Within the records below, find each line that holds the string "depictions", then copy it.

---------- EXTRACTED RECORDS

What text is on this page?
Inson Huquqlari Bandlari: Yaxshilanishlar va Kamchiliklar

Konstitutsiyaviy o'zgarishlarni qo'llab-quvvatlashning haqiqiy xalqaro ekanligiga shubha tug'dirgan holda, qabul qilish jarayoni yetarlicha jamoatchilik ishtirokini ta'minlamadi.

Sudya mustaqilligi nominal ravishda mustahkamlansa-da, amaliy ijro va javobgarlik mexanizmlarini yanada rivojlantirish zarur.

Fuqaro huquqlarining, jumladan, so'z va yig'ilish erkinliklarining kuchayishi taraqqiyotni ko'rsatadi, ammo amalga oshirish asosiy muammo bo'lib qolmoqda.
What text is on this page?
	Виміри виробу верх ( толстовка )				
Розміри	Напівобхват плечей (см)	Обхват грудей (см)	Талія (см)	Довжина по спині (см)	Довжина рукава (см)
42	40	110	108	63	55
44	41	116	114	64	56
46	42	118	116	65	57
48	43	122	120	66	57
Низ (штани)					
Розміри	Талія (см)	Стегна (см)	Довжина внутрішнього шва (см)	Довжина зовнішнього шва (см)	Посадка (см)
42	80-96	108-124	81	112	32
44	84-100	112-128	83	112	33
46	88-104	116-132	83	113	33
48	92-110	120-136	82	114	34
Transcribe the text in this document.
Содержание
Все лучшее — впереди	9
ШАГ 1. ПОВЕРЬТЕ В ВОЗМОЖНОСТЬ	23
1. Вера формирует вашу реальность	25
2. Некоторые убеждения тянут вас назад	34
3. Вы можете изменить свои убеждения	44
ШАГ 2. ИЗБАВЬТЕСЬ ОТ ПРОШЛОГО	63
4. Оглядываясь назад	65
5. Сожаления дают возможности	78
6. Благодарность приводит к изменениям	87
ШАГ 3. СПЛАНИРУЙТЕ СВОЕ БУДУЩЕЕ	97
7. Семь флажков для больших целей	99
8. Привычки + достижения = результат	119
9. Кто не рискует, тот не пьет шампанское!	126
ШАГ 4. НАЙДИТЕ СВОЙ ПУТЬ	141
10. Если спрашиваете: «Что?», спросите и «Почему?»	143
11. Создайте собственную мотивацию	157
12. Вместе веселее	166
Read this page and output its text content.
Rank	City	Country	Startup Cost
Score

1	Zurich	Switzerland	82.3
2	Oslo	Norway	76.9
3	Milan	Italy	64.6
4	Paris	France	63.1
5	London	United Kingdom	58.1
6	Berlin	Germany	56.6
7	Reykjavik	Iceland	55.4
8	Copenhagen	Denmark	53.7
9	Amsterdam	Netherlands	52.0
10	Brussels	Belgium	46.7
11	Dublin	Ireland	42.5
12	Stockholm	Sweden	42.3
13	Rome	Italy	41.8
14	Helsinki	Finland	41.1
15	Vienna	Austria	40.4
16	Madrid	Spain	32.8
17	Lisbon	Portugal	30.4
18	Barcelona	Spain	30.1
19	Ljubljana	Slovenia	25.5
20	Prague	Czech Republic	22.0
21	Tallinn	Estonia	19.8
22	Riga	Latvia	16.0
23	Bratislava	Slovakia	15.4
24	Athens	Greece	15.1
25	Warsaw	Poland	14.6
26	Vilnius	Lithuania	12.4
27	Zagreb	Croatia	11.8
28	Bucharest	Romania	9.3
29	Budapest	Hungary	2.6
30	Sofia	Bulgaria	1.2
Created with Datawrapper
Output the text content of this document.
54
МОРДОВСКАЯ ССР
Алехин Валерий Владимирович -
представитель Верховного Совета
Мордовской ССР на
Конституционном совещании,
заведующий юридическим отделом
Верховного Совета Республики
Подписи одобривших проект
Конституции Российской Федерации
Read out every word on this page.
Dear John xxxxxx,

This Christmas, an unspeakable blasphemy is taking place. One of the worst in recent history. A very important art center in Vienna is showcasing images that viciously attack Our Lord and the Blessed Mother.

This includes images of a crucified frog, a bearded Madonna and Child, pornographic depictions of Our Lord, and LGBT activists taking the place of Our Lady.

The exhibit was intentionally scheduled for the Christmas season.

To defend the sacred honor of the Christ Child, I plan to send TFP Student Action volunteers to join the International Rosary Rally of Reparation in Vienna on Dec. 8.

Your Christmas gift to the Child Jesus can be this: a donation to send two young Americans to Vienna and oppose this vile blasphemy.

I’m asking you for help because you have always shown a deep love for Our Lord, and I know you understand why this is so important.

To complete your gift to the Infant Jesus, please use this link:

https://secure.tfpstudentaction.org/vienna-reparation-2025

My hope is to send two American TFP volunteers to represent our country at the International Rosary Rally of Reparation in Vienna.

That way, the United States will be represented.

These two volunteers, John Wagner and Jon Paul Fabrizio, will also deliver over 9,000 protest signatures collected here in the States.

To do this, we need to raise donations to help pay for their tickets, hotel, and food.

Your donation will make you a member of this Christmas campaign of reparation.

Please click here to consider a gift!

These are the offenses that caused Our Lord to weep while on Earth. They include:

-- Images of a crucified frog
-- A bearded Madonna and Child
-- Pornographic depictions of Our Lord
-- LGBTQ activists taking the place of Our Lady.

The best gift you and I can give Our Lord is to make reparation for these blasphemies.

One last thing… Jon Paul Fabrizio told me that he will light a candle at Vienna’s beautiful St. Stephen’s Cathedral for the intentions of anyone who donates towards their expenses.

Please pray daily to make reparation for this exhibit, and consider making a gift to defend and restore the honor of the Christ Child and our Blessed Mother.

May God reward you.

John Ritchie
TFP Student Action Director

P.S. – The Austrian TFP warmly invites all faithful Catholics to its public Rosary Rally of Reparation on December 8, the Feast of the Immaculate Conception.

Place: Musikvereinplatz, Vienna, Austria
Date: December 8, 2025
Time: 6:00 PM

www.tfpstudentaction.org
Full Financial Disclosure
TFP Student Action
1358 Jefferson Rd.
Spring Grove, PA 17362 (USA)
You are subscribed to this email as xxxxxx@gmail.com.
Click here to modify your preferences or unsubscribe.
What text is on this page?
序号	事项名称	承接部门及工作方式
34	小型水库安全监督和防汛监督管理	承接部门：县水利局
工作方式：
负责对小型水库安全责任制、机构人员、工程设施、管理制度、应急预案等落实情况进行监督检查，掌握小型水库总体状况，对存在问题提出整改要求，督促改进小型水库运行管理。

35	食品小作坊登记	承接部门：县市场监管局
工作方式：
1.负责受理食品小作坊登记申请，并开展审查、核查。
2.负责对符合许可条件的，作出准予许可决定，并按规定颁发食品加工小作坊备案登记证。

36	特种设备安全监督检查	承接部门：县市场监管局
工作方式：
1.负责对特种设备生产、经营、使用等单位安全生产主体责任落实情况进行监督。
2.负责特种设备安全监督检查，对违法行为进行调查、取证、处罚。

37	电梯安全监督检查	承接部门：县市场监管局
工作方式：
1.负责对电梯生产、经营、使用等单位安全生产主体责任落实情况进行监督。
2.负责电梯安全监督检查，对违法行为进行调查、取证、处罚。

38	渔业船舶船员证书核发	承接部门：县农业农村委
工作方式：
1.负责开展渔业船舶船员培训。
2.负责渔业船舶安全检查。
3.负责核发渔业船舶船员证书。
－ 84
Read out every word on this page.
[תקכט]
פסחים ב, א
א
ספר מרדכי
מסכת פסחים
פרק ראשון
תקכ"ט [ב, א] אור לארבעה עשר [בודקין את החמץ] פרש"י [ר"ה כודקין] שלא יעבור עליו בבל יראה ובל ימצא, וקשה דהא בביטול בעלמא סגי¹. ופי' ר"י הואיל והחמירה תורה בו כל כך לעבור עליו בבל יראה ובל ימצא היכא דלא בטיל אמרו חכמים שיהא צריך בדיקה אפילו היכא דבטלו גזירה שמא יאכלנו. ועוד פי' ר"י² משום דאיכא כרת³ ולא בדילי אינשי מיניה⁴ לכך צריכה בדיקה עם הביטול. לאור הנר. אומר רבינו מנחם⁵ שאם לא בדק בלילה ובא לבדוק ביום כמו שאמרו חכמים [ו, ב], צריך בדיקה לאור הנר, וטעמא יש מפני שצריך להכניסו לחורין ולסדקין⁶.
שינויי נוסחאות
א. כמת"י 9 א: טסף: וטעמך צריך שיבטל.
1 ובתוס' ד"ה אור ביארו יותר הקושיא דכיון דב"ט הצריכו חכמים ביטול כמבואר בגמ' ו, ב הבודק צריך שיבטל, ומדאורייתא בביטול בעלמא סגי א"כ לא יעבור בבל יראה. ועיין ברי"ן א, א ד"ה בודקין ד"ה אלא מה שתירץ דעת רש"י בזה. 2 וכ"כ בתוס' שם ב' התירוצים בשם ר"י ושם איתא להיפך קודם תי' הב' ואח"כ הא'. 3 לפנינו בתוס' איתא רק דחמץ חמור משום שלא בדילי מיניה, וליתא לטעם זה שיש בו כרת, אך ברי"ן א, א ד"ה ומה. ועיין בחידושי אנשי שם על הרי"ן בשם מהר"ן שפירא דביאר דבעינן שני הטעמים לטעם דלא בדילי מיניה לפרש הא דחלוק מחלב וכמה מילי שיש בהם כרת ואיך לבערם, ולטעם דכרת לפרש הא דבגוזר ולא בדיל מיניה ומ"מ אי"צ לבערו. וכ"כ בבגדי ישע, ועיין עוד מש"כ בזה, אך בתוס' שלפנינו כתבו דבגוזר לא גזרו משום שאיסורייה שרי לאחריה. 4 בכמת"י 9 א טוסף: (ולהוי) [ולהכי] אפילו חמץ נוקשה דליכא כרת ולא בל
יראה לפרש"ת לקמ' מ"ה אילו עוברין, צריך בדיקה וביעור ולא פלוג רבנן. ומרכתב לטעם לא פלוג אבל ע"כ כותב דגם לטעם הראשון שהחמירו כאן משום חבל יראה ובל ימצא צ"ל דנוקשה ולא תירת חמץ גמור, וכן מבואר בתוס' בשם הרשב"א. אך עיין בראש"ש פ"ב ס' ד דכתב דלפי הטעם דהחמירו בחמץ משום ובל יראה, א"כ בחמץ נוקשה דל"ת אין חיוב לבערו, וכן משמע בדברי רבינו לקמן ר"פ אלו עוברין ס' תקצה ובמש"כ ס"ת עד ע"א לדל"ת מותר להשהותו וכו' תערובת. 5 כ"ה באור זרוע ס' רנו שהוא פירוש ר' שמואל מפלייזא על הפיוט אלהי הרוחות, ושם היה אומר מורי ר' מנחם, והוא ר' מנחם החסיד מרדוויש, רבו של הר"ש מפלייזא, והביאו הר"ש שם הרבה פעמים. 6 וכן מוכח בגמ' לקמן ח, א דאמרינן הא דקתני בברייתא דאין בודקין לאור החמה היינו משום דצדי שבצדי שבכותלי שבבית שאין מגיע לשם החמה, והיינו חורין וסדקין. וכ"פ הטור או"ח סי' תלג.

--------------------

■ **RESULT BELOW**:
This includes images of a crucified frog, a bearded Madonna and Child, pornographic depictions of Our Lord, and LGBT activists taking the place of Our Lady.
-- Pornographic depictions of Our Lord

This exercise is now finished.